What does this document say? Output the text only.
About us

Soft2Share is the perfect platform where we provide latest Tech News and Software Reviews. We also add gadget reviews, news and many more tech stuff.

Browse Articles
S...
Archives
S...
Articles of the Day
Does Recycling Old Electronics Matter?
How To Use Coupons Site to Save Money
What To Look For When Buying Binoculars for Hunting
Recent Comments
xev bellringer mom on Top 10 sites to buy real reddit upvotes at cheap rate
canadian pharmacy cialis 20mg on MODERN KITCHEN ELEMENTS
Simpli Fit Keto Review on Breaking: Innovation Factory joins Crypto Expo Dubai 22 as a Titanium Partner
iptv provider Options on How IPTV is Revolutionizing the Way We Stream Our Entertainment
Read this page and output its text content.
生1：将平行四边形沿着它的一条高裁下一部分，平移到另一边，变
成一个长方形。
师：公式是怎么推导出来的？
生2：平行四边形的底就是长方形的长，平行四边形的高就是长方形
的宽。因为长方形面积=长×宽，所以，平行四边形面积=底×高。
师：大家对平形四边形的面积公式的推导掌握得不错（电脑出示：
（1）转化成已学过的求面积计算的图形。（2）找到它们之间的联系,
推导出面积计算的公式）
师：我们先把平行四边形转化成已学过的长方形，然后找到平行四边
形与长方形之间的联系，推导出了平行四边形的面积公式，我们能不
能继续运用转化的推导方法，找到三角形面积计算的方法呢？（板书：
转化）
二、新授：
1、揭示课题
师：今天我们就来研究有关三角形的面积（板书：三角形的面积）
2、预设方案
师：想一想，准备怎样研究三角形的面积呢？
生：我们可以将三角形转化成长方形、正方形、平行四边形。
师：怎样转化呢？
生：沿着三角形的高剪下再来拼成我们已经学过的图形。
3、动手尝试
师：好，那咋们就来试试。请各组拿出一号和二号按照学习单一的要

----

▶ **EXERCISE GOAL**
Transcribe the material above in its entirety. Match it exactly.

▶ **ANSWER TO THIS EXERCISE**
What does this document say? Output the text only.
About us

Soft2Share is the perfect platform where we provide latest Tech News and Software Reviews. We also add gadget reviews, news and many more tech stuff.

Browse Articles
S...
Archives
S...
Articles of the Day
Does Recycling Old Electronics Matter?
How To Use Coupons Site to Save Money
What To Look For When Buying Binoculars for Hunting
Recent Comments
xev bellringer mom on Top 10 sites to buy real reddit upvotes at cheap rate
canadian pharmacy cialis 20mg on MODERN KITCHEN ELEMENTS
Simpli Fit Keto Review on Breaking: Innovation Factory joins Crypto Expo Dubai 22 as a Titanium Partner
iptv provider Options on How IPTV is Revolutionizing the Way We Stream Our Entertainment
Read this page and output its text content.
生1：将平行四边形沿着它的一条高裁下一部分，平移到另一边，变
成一个长方形。
师：公式是怎么推导出来的？
生2：平行四边形的底就是长方形的长，平行四边形的高就是长方形
的宽。因为长方形面积=长×宽，所以，平行四边形面积=底×高。
师：大家对平形四边形的面积公式的推导掌握得不错（电脑出示：
（1）转化成已学过的求面积计算的图形。（2）找到它们之间的联系,
推导出面积计算的公式）
师：我们先把平行四边形转化成已学过的长方形，然后找到平行四边
形与长方形之间的联系，推导出了平行四边形的面积公式，我们能不
能继续运用转化的推导方法，找到三角形面积计算的方法呢？（板书：
转化）
二、新授：
1、揭示课题
师：今天我们就来研究有关三角形的面积（板书：三角形的面积）
2、预设方案
师：想一想，准备怎样研究三角形的面积呢？
生：我们可以将三角形转化成长方形、正方形、平行四边形。
师：怎样转化呢？
生：沿着三角形的高剪下再来拼成我们已经学过的图形。
3、动手尝试
师：好，那咋们就来试试。请各组拿出一号和二号按照学习单一的要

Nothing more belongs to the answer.